• _PAGE TEXT_
Kasanka National Park, Zambia – As the red sun sets over a remote part of Zambia’s Central Province, the sky suddenly fills with the sound of fluttering wings and then turns black.
An estimated 10 million straw-coloured fruit bats fill the evening air.
The enormous colony – the largest mammal migration in the world, according to experts at the Max Planck Institute of Animal Behavior – is made up of Africa’s second-largest fruit bats.
During the day, the bats roost in the thick swamp along the Musola River, part of Kasanka National Park, which is home to more than 470 bird species and 100 mammals. As sunset comes, they set off to look for wild berries and fruits, covering about 50km (32 miles) and returning back to their swamp roost at dawn.
The spectacle only takes place once a year, between October and December. But experts say the near-threatened bats, crucial for restoring Africa’s forests, are in danger.
Straw-coloured fruit bats, dubbed “the gardeners of Africa”, are important for the regeneration of woodland forest and Indigenous fruit trees.
They travel thousands of kilometres as a migratory species, but much is still unknown about their migratory routes or why they congregate in such large numbers at Kasanka.
But as pristine areas and national parks become threatened, their habitats are disappearing.

• _ENTRIES_
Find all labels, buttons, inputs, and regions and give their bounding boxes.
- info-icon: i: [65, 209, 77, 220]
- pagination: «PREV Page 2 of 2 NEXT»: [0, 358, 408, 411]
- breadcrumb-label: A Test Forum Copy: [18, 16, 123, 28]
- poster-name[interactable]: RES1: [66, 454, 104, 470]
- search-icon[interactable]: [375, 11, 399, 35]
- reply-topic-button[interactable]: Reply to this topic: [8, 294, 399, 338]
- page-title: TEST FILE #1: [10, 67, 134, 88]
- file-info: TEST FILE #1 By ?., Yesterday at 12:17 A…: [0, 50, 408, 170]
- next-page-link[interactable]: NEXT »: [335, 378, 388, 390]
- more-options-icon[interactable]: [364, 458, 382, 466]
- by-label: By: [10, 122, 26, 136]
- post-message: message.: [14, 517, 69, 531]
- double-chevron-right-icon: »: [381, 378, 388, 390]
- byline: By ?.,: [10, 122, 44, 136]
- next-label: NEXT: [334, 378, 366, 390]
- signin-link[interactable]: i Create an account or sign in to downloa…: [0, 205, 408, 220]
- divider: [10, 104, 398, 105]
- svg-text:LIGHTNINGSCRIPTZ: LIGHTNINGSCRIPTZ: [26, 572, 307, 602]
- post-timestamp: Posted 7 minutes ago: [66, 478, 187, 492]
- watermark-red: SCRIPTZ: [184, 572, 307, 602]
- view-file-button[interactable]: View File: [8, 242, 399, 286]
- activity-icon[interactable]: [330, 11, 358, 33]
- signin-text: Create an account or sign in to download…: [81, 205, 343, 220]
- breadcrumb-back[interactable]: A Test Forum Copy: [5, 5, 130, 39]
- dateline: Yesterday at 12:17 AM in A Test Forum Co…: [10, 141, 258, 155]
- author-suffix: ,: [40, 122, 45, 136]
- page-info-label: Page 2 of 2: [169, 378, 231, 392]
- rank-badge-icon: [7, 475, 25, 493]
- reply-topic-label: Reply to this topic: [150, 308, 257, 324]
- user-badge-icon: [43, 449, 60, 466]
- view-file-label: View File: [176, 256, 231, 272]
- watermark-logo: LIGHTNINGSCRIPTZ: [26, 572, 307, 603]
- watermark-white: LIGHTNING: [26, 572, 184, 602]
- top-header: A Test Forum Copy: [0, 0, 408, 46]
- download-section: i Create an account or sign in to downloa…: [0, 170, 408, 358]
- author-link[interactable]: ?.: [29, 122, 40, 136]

• _INSTRUCTIONS FOR THE TASK_
Return the passage of the Kasanka bat article from "During the day, the" up to and including "habitats are disappearing.", word for word. The records have no connection to the Kasanka bat article.

• _EXERCISE ANSWER_
During the day, the bats roost in the thick swamp along the Musola River, part of Kasanka National Park, which is home to more than 470 bird species and 100 mammals. As sunset comes, they set off to look for wild berries and fruits, covering about 50km (32 miles) and returning back to their swamp roost at dawn.
The spectacle only takes place once a year, between October and December. But experts say the near-threatened bats, crucial for restoring Africa’s forests, are in danger.
Straw-coloured fruit bats, dubbed “the gardeners of Africa”, are important for the regeneration of woodland forest and Indigenous fruit trees.
They travel thousands of kilometres as a migratory species, but much is still unknown about their migratory routes or why they congregate in such large numbers at Kasanka.
But as pristine areas and national parks become threatened, their habitats are disappearing.